Required work: Can you output the material exactly as written, minus any pictures it holds?

begin Provided entries

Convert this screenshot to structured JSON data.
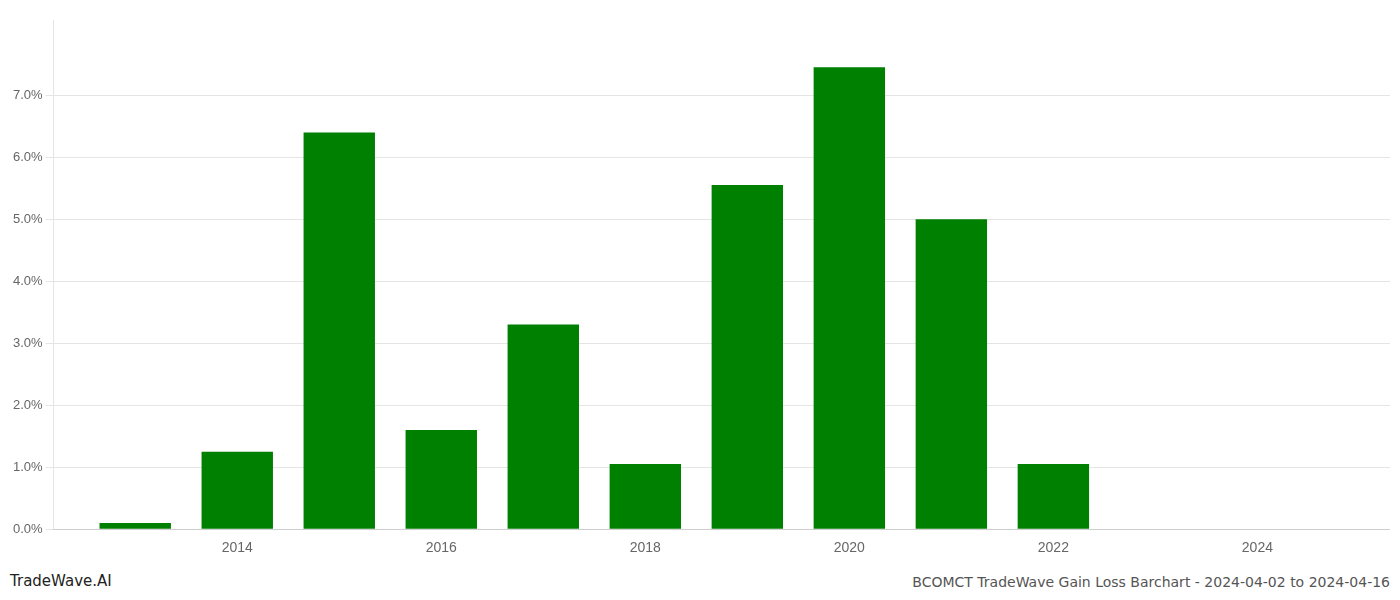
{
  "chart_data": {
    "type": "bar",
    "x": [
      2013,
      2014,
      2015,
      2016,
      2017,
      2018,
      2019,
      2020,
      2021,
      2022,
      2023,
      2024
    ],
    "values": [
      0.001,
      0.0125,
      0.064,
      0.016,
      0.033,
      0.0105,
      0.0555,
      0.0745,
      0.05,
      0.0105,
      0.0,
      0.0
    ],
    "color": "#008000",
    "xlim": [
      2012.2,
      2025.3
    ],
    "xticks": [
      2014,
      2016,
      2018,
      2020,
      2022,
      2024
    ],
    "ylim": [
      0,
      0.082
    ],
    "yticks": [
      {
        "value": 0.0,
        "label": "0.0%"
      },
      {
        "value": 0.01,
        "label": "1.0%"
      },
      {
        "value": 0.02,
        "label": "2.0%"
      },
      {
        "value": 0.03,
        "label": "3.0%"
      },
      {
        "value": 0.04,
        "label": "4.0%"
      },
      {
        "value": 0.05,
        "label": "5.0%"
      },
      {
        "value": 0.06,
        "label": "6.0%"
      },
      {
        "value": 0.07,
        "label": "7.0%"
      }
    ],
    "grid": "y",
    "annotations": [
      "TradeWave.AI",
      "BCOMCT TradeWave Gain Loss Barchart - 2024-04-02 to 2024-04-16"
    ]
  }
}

end Provided entries

Written response:
Convert this screenshot to structured JSON data.
{
  "chart_data": {
    "type": "bar",
    "x": [
      2013,
      2014,
      2015,
      2016,
      2017,
      2018,
      2019,
      2020,
      2021,
      2022,
      2023,
      2024
    ],
    "values": [
      0.001,
      0.0125,
      0.064,
      0.016,
      0.033,
      0.0105,
      0.0555,
      0.0745,
      0.05,
      0.0105,
      0.0,
      0.0
    ],
    "color": "#008000",
    "xlim": [
      2012.2,
      2025.3
    ],
    "xticks": [
      2014,
      2016,
      2018,
      2020,
      2022,
      2024
    ],
    "ylim": [
      0,
      0.082
    ],
    "yticks": [
      {
        "value": 0.0,
        "label": "0.0%"
      },
      {
        "value": 0.01,
        "label": "1.0%"
      },
      {
        "value": 0.02,
        "label": "2.0%"
      },
      {
        "value": 0.03,
        "label": "3.0%"
      },
      {
        "value": 0.04,
        "label": "4.0%"
      },
      {
        "value": 0.05,
        "label": "5.0%"
      },
      {
        "value": 0.06,
        "label": "6.0%"
      },
      {
        "value": 0.07,
        "label": "7.0%"
      }
    ],
    "grid": "y",
    "annotations": [
      "TradeWave.AI",
      "BCOMCT TradeWave Gain Loss Barchart - 2024-04-02 to 2024-04-16"
    ]
  }
}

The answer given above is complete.